TASK TO COMPLETE -> Below are the records; count the lines in which "plioCA" occurs and report only that number.

WORKING DATA section start

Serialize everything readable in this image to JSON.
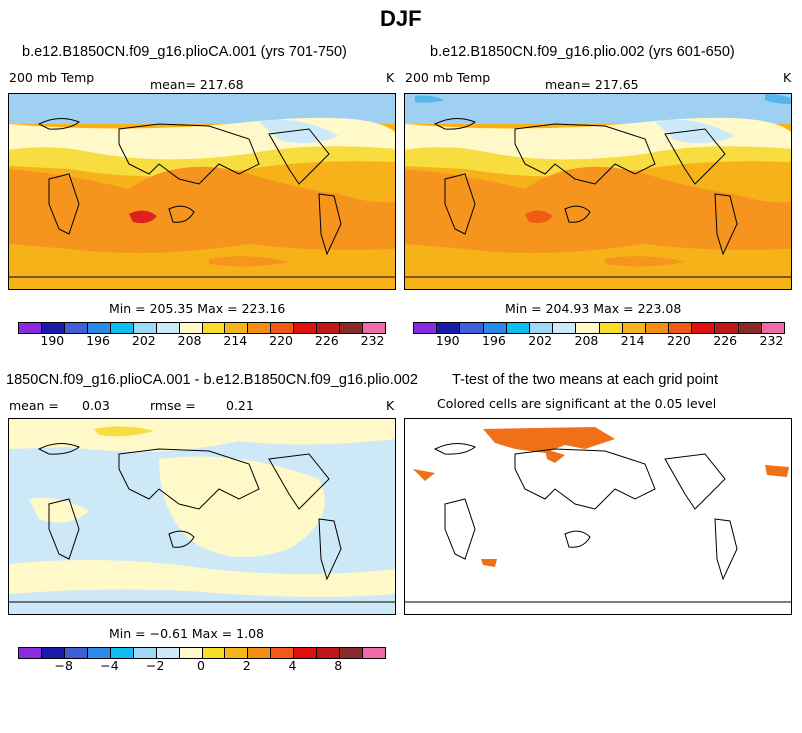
{
  "title": "DJF",
  "panels": [
    {
      "title": "b.e12.B1850CN.f09_g16.plioCA.001 (yrs 701-750)",
      "field": "200 mb Temp",
      "mean": "mean= 217.68",
      "units": "K",
      "minmax": "Min = 205.35 Max = 223.16"
    },
    {
      "title": "b.e12.B1850CN.f09_g16.plio.002 (yrs 601-650)",
      "field": "200 mb Temp",
      "mean": "mean= 217.65",
      "units": "K",
      "minmax": "Min = 204.93 Max = 223.08"
    },
    {
      "title": "1850CN.f09_g16.plioCA.001 - b.e12.B1850CN.f09_g16.plio.002",
      "mean_label": "mean =",
      "mean_value": "0.03",
      "rmse_label": "rmse =",
      "rmse_value": "0.21",
      "units": "K",
      "minmax": "Min =  −0.61 Max =   1.08"
    },
    {
      "title": "T-test of the two means at each grid point",
      "subtitle": "Colored cells are significant at the 0.05 level"
    }
  ],
  "colorbar_abs": {
    "colors": [
      "#8a2be2",
      "#1a1aa8",
      "#3f5fd8",
      "#2a8ae8",
      "#10bdf0",
      "#9fd8f5",
      "#cde9f8",
      "#fff8c8",
      "#f8dd2c",
      "#f5b41e",
      "#f58c14",
      "#f05a14",
      "#e01010",
      "#c01818",
      "#8b2a2a",
      "#ef6aa8"
    ],
    "ticks": [
      "190",
      "196",
      "202",
      "208",
      "214",
      "220",
      "226",
      "232"
    ]
  },
  "colorbar_diff": {
    "colors": [
      "#8a2be2",
      "#1a1aa8",
      "#3f5fd8",
      "#2a8ae8",
      "#10bdf0",
      "#9fd8f5",
      "#cde9f8",
      "#fff8c8",
      "#f8dd2c",
      "#f5b41e",
      "#f58c14",
      "#f05a14",
      "#e01010",
      "#c01818",
      "#8b2a2a",
      "#ef6aa8"
    ],
    "ticks": [
      "−8",
      "−4",
      "−2",
      "0",
      "2",
      "4",
      "8"
    ]
  },
  "map_colors": {
    "dark_orange": "#f5951e",
    "orange": "#f7b21a",
    "yellow": "#f8dd40",
    "cream": "#fff8c8",
    "pale_blue": "#cde9f8",
    "light_blue": "#9fd0f2",
    "blue": "#52b8ec",
    "red": "#e02020",
    "signif": "#f07018"
  }
}
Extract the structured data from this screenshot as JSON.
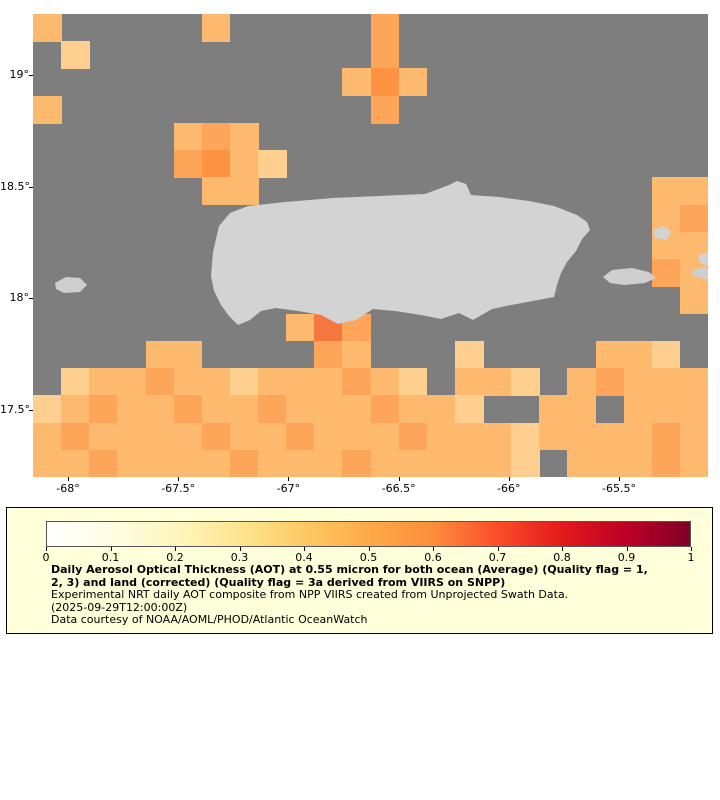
{
  "chart_data": {
    "type": "heatmap",
    "description": "Gridded satellite aerosol optical thickness raster over the Puerto Rico region; gray = no data, yellow-orange cells = AOT values approx 0.1 - 0.45, light gray = land mask",
    "x_axis": {
      "range_deg": [
        -68.159,
        -65.096
      ],
      "ticks": [
        {
          "label": "-68°",
          "deg": -68
        },
        {
          "label": "-67.5°",
          "deg": -67.5
        },
        {
          "label": "-67°",
          "deg": -67
        },
        {
          "label": "-66.5°",
          "deg": -66.5
        },
        {
          "label": "-66°",
          "deg": -66
        },
        {
          "label": "-65.5°",
          "deg": -65.5
        }
      ]
    },
    "y_axis": {
      "range_deg": [
        17.2,
        19.273
      ],
      "ticks": [
        {
          "label": "19°",
          "deg": 19
        },
        {
          "label": "18.5°",
          "deg": 18.5
        },
        {
          "label": "18°",
          "deg": 18
        },
        {
          "label": "17.5°",
          "deg": 17.5
        }
      ]
    },
    "grid": {
      "cols": 24,
      "rows": 17,
      "no_data_color": "#7E7E7E",
      "land_color": "#D3D3D3",
      "cell_colors": {
        "a": "#FECF8E",
        "b": "#FDB96E",
        "c": "#FDA559",
        "d": "#FD9243",
        "e": "#F5773F"
      },
      "rows_pattern": [
        "b.....b.....c...........",
        ".a..........c...........",
        "...........bdb..........",
        "b...........c...........",
        ".....bcb................",
        ".....cdba...............",
        "......bb..............bb",
        "......................bc",
        "......................bb",
        "......................cb",
        ".......................b",
        ".........bec............",
        "....bb....cb...a....bba.",
        ".abbcbbabbbcba.bba.bcbbb",
        "abcbbcbbcbbbcbba..bb.bbb",
        "bcbbbbcbbcbbbcbbbabbbbcb",
        "bbcbbbbcbbbcbbbbba.bbbcb"
      ]
    },
    "colorbar": {
      "min": 0,
      "max": 1,
      "ticks": [
        "0",
        "0.1",
        "0.2",
        "0.3",
        "0.4",
        "0.5",
        "0.6",
        "0.7",
        "0.8",
        "0.9",
        "1"
      ],
      "stops": [
        "#FFFFFF",
        "#FFFDE3",
        "#FFF6BF",
        "#FEE58F",
        "#FEC965",
        "#FDAA48",
        "#FD8D3C",
        "#FC4E2A",
        "#E31A1C",
        "#BD0026",
        "#800026"
      ]
    }
  },
  "legend": {
    "bg": "#FFFFD9",
    "title_line1": "Daily Aerosol Optical Thickness (AOT) at 0.55 micron for both ocean (Average) (Quality flag = 1,",
    "title_line2": "2, 3) and land (corrected) (Quality flag = 3a derived from VIIRS on SNPP)",
    "line2": "Experimental NRT daily AOT composite from NPP VIIRS created from Unprojected Swath Data.",
    "line3": "(2025-09-29T12:00:00Z)",
    "line4": "Data courtesy of NOAA/AOML/PHOD/Atlantic OceanWatch"
  }
}
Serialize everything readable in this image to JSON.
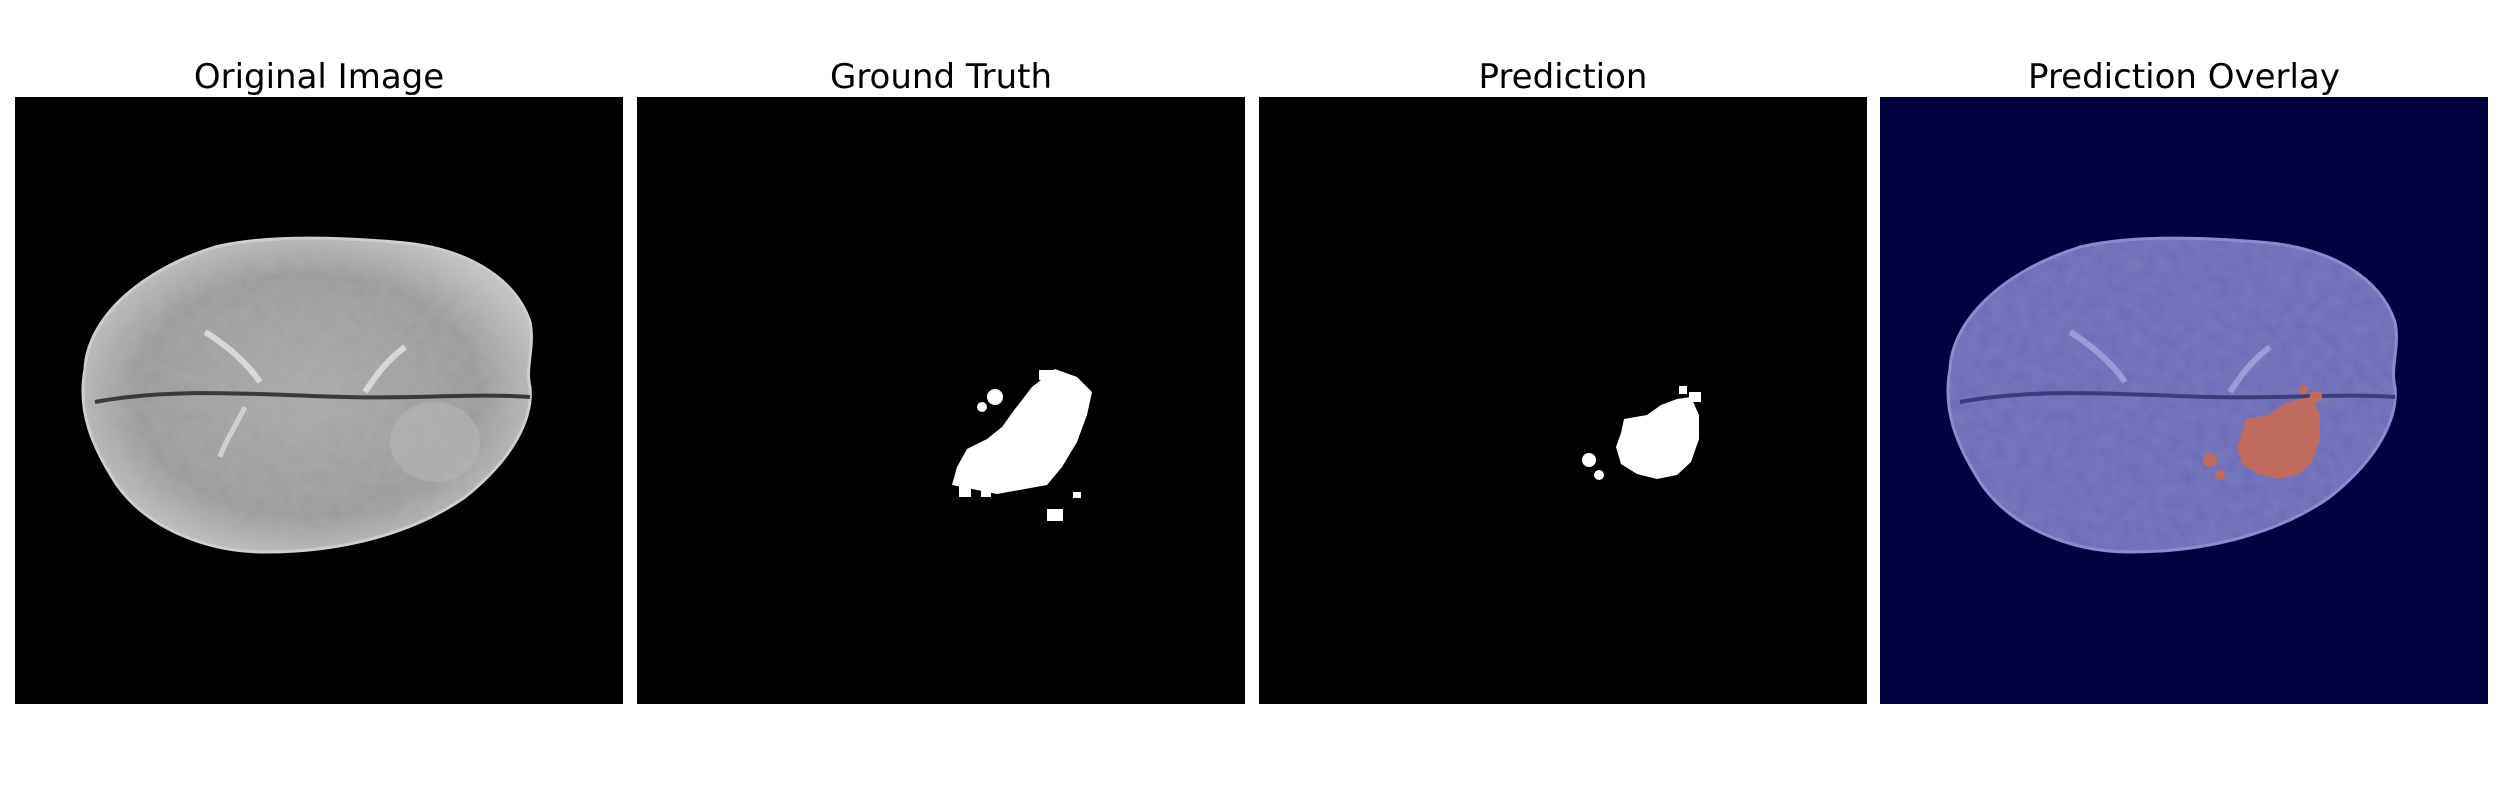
{
  "panels": [
    {
      "title": "Original Image"
    },
    {
      "title": "Ground Truth"
    },
    {
      "title": "Prediction"
    },
    {
      "title": "Prediction Overlay"
    }
  ],
  "colors": {
    "figure_background": "#ffffff",
    "image_background": "#000000",
    "mask_foreground": "#ffffff",
    "overlay_background": "#02003f",
    "overlay_brain_tint": "#6b6ab8",
    "overlay_tumor": "#c46b5c"
  },
  "icons": {
    "original": "brain-mri-slice",
    "ground_truth": "tumor-mask",
    "prediction": "predicted-mask",
    "overlay": "mask-overlay"
  }
}
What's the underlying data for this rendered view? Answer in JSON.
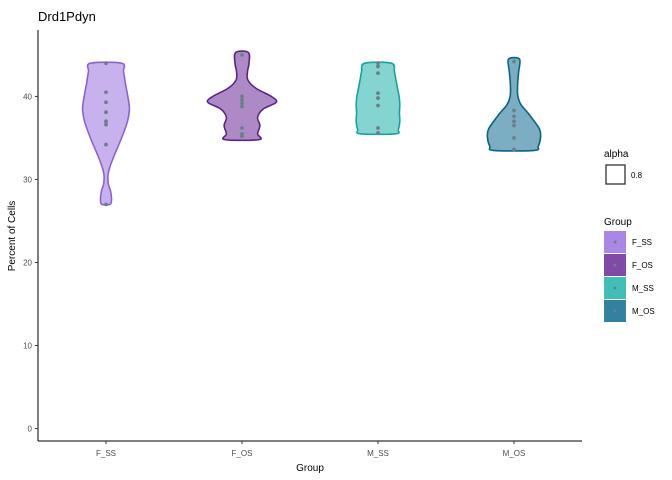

WORKING DATA section end

RESPONSE TO THE EXERCISE -> 2